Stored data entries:
◇ ◇ ◇ ◇ ◇

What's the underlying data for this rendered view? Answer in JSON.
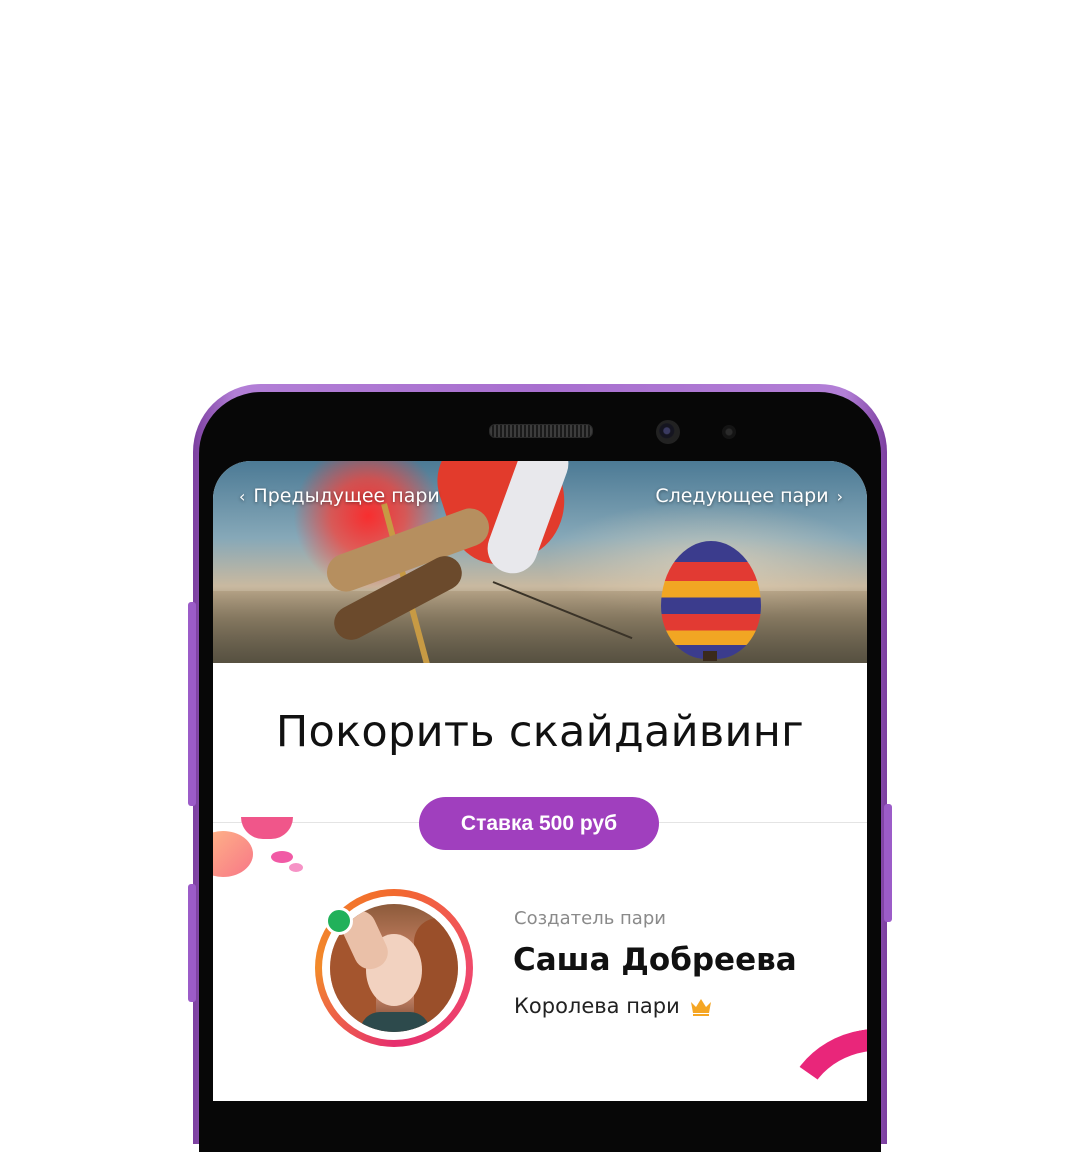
{
  "navigation": {
    "prev_label": "Предыдущее пари",
    "next_label": "Следующее пари",
    "prev_icon": "chevron-left-icon",
    "next_icon": "chevron-right-icon"
  },
  "bet": {
    "title": "Покорить скайдайвинг",
    "stake_label": "Ставка 500 руб"
  },
  "creator": {
    "caption": "Создатель пари",
    "name": "Саша Добреева",
    "status": "Королева пари",
    "status_icon": "crown-icon",
    "online": true
  },
  "colors": {
    "accent": "#a03fbe",
    "online": "#21b15a",
    "crown": "#f5a623",
    "phone_frame": "#a86fcf"
  }
}
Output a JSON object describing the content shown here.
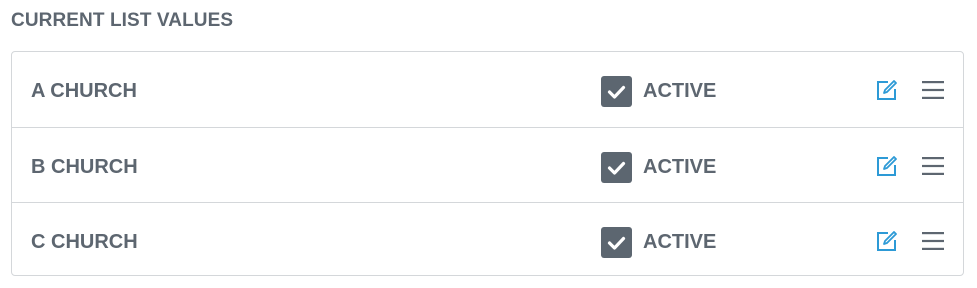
{
  "section": {
    "title": "CURRENT LIST VALUES"
  },
  "list": {
    "rows": [
      {
        "name": "A CHURCH",
        "status_label": "ACTIVE",
        "active": true
      },
      {
        "name": "B CHURCH",
        "status_label": "ACTIVE",
        "active": true
      },
      {
        "name": "C CHURCH",
        "status_label": "ACTIVE",
        "active": true
      }
    ]
  },
  "colors": {
    "text": "#5d6670",
    "checkbox_fill": "#5c6670",
    "edit_icon": "#2d9ad6",
    "drag_icon": "#5d6670",
    "border": "#d4d7da"
  },
  "icons": {
    "checkbox": "checkmark-icon",
    "edit": "edit-icon",
    "drag": "drag-handle-icon"
  }
}
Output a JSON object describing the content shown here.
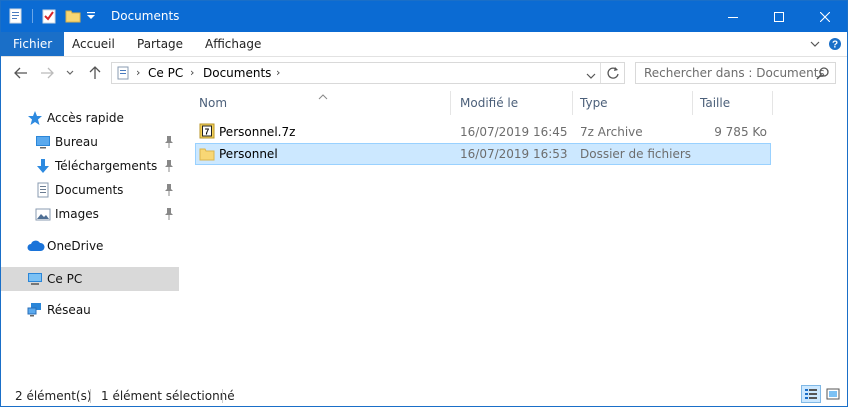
{
  "window": {
    "title": "Documents"
  },
  "ribbon": {
    "tabs": [
      {
        "label": "Fichier",
        "active": true
      },
      {
        "label": "Accueil",
        "active": false
      },
      {
        "label": "Partage",
        "active": false
      },
      {
        "label": "Affichage",
        "active": false
      }
    ]
  },
  "address": {
    "crumbs": [
      "Ce PC",
      "Documents"
    ]
  },
  "search": {
    "placeholder": "Rechercher dans : Documents"
  },
  "nav": {
    "items": [
      {
        "label": "Accès rapide",
        "icon": "star-icon"
      },
      {
        "label": "Bureau",
        "icon": "desktop-icon",
        "pinned": true
      },
      {
        "label": "Téléchargements",
        "icon": "download-icon",
        "pinned": true
      },
      {
        "label": "Documents",
        "icon": "document-icon",
        "pinned": true
      },
      {
        "label": "Images",
        "icon": "images-icon",
        "pinned": true
      },
      {
        "label": "OneDrive",
        "icon": "cloud-icon"
      },
      {
        "label": "Ce PC",
        "icon": "computer-icon",
        "selected": true
      },
      {
        "label": "Réseau",
        "icon": "network-icon"
      }
    ]
  },
  "columns": {
    "name": "Nom",
    "modified": "Modifié le",
    "type": "Type",
    "size": "Taille"
  },
  "files": [
    {
      "name": "Personnel.7z",
      "modified": "16/07/2019 16:45",
      "type": "7z Archive",
      "size": "9 785 Ko",
      "icon": "archive-7z-icon"
    },
    {
      "name": "Personnel",
      "modified": "16/07/2019 16:53",
      "type": "Dossier de fichiers",
      "size": "",
      "icon": "folder-icon",
      "selected": true
    }
  ],
  "status": {
    "count": "2 élément(s)",
    "selection": "1 élément sélectionné"
  },
  "colors": {
    "titlebar": "#0b6bd3",
    "accent": "#1a6fc8",
    "selection": "#cce8ff"
  }
}
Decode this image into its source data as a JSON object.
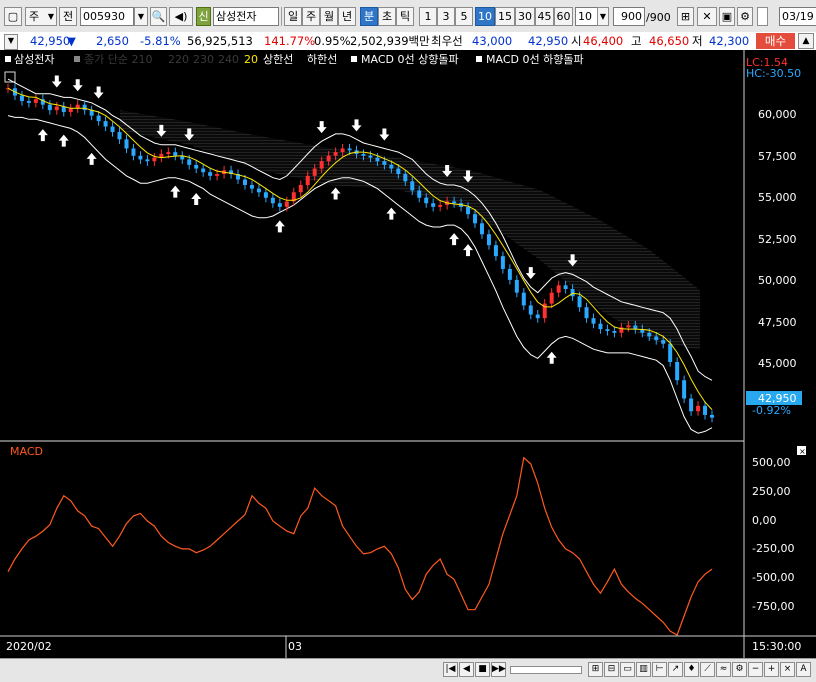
{
  "toolbar": {
    "market_select": "주",
    "market_btn": "전",
    "code": "005930",
    "name_badge": "신",
    "name": "삼성전자",
    "periods": [
      "일",
      "주",
      "월",
      "년",
      "분",
      "초",
      "틱"
    ],
    "active_period": "분",
    "intervals": [
      "1",
      "3",
      "5",
      "10",
      "15",
      "30",
      "45",
      "60"
    ],
    "active_interval": "10",
    "interval_value": "10",
    "count": "900",
    "count_max": "/900",
    "date": "03/19"
  },
  "quote": {
    "price": "42,950",
    "arrow": "▼",
    "change": "2,650",
    "change_pct": "-5.81%",
    "volume": "56,925,513",
    "vol_ratio": "141.77%",
    "turnover": "0.95%",
    "amount": "2,502,939백만",
    "best_ask_label": "최우선",
    "best_ask": "43,000",
    "best_bid": "42,950",
    "open_label": "시",
    "open": "46,400",
    "high_label": "고",
    "high": "46,650",
    "low_label": "저",
    "low": "42,300",
    "buy_button": "매수"
  },
  "legend": {
    "stock": "삼성전자",
    "ma": "종가 단순 210",
    "ma_periods": [
      "220",
      "230",
      "240"
    ],
    "ma_last": "20",
    "items": [
      "상한선",
      "하한선",
      "MACD 0선 상향돌파",
      "MACD 0선 하향돌파"
    ]
  },
  "price_axis": {
    "ticks": [
      "60,000",
      "57,500",
      "55,000",
      "52,500",
      "50,000",
      "47,500",
      "45,000"
    ],
    "lc": "LC:1.54",
    "hc": "HC:-30.50",
    "last_price": "42,950",
    "last_pct": "-0.92%"
  },
  "macd": {
    "title": "MACD",
    "ticks": [
      "500,00",
      "250,00",
      "0,00",
      "-250,00",
      "-500,00",
      "-750,00"
    ]
  },
  "time_axis": {
    "left": "2020/02",
    "mid": "03",
    "right": "15:30:00"
  },
  "colors": {
    "up": "#ff3030",
    "down": "#2aa9ff",
    "macd": "#ff5a1f",
    "band": "#ffffff",
    "ma20": "#ffe800",
    "axis_text": "#ffffff",
    "quote_down": "#0033cc",
    "quote_up": "#e00000"
  },
  "chart_data": {
    "type": "candlestick",
    "price_range": [
      42000,
      62000
    ],
    "macd_range": [
      -900,
      600
    ],
    "close": [
      61000,
      60600,
      60300,
      60200,
      60400,
      60100,
      59800,
      60000,
      59700,
      59900,
      60100,
      59800,
      59500,
      59200,
      58900,
      58600,
      58200,
      57700,
      57300,
      57100,
      57000,
      57200,
      57400,
      57500,
      57300,
      57100,
      56800,
      56600,
      56400,
      56200,
      56300,
      56500,
      56300,
      56000,
      55700,
      55500,
      55300,
      55000,
      54700,
      54500,
      54800,
      55300,
      55700,
      56200,
      56600,
      57000,
      57300,
      57500,
      57700,
      57600,
      57400,
      57300,
      57200,
      57000,
      56800,
      56600,
      56300,
      55900,
      55400,
      55000,
      54700,
      54500,
      54600,
      54800,
      54700,
      54500,
      54100,
      53600,
      53000,
      52400,
      51800,
      51100,
      50500,
      49800,
      49100,
      48600,
      48400,
      49200,
      49800,
      50200,
      50000,
      49600,
      49000,
      48400,
      48100,
      47800,
      47700,
      47600,
      47900,
      48000,
      47800,
      47600,
      47400,
      47200,
      47000,
      46000,
      45000,
      44000,
      43300,
      43600,
      43100,
      42950
    ],
    "upper": [
      61500,
      61300,
      61100,
      60900,
      60700,
      60700,
      60700,
      60600,
      60500,
      60500,
      60400,
      60300,
      60200,
      60000,
      59800,
      59500,
      59300,
      59000,
      58700,
      58400,
      58200,
      58000,
      57900,
      57900,
      57900,
      57800,
      57700,
      57600,
      57500,
      57400,
      57300,
      57200,
      57100,
      57000,
      56900,
      56700,
      56500,
      56300,
      56100,
      56000,
      56200,
      56600,
      57000,
      57400,
      57800,
      58100,
      58300,
      58500,
      58500,
      58400,
      58200,
      58000,
      57900,
      57800,
      57700,
      57600,
      57500,
      57300,
      57100,
      56700,
      56300,
      56000,
      55800,
      55700,
      55700,
      55600,
      55400,
      55100,
      54700,
      54200,
      53600,
      52900,
      52100,
      51300,
      50600,
      50100,
      49800,
      50200,
      50600,
      50800,
      50900,
      50800,
      50600,
      50400,
      50100,
      49900,
      49700,
      49500,
      49300,
      49200,
      49100,
      49000,
      48900,
      48800,
      48700,
      48400,
      47800,
      47000,
      46300,
      45500,
      45200,
      45000
    ],
    "lower": [
      59500,
      59400,
      59400,
      59300,
      59300,
      59200,
      59100,
      59000,
      58900,
      58800,
      58600,
      58300,
      57900,
      57500,
      57100,
      56800,
      56500,
      56200,
      56000,
      55800,
      55800,
      55900,
      56000,
      56100,
      56100,
      56000,
      55900,
      55700,
      55500,
      55200,
      55000,
      54800,
      54600,
      54400,
      54200,
      54000,
      53900,
      53900,
      54000,
      54200,
      54400,
      54600,
      54900,
      55200,
      55500,
      55700,
      55900,
      56000,
      56100,
      56100,
      56000,
      55900,
      55700,
      55500,
      55200,
      54900,
      54600,
      54300,
      54000,
      53700,
      53500,
      53400,
      53400,
      53500,
      53500,
      53300,
      52900,
      52300,
      51500,
      50700,
      49900,
      49000,
      48200,
      47400,
      46800,
      46400,
      46200,
      46600,
      47000,
      47300,
      47400,
      47300,
      47100,
      46900,
      46700,
      46600,
      46500,
      46500,
      46500,
      46500,
      46400,
      46300,
      46200,
      46100,
      45800,
      45000,
      44000,
      43000,
      42300,
      42100,
      42200,
      42400
    ],
    "macd": [
      -400,
      -300,
      -220,
      -150,
      -120,
      -80,
      -30,
      100,
      200,
      160,
      80,
      40,
      -40,
      -60,
      -130,
      -200,
      -120,
      -20,
      40,
      60,
      0,
      -40,
      -120,
      -170,
      -200,
      -220,
      -220,
      -250,
      -230,
      -200,
      -150,
      -100,
      -50,
      0,
      50,
      200,
      140,
      100,
      0,
      -40,
      -80,
      -100,
      40,
      100,
      260,
      200,
      160,
      120,
      -40,
      -120,
      -200,
      -260,
      -250,
      -220,
      -200,
      -260,
      -370,
      -540,
      -620,
      -560,
      -420,
      -350,
      -300,
      -420,
      -460,
      -580,
      -700,
      -700,
      -600,
      -500,
      -300,
      -100,
      50,
      200,
      500,
      450,
      300,
      100,
      -50,
      -150,
      -220,
      -250,
      -300,
      -400,
      -500,
      -570,
      -480,
      -380,
      -500,
      -560,
      -610,
      -650,
      -700,
      -750,
      -800,
      -870,
      -900,
      -750,
      -600,
      -480,
      -420,
      -380
    ],
    "up_arrows_idx": [
      5,
      8,
      12,
      24,
      27,
      39,
      47,
      55,
      64,
      66,
      78
    ],
    "down_arrows_idx": [
      7,
      10,
      13,
      22,
      26,
      45,
      50,
      54,
      63,
      66,
      75,
      81
    ]
  }
}
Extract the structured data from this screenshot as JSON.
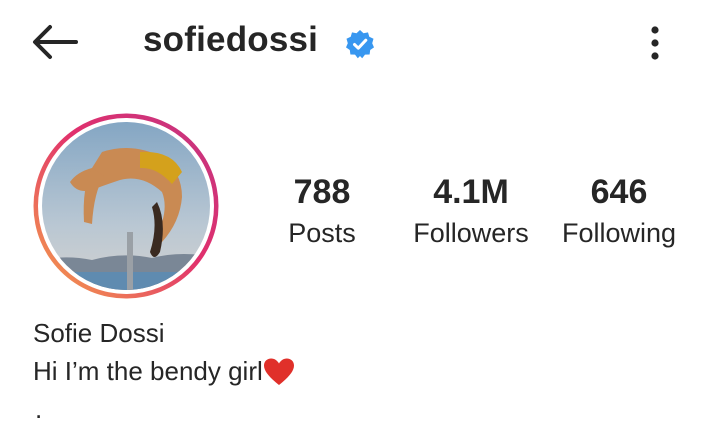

◇ ◇ ◇ ◇ ◇

Your goal
Search the listing for the word "Documents". Copy every line in which it occurs.

Solution below
    "title": "Documents"
      "Documents"
    "placeholder": "Rechercher dans : Documents"
        "label": "Documents",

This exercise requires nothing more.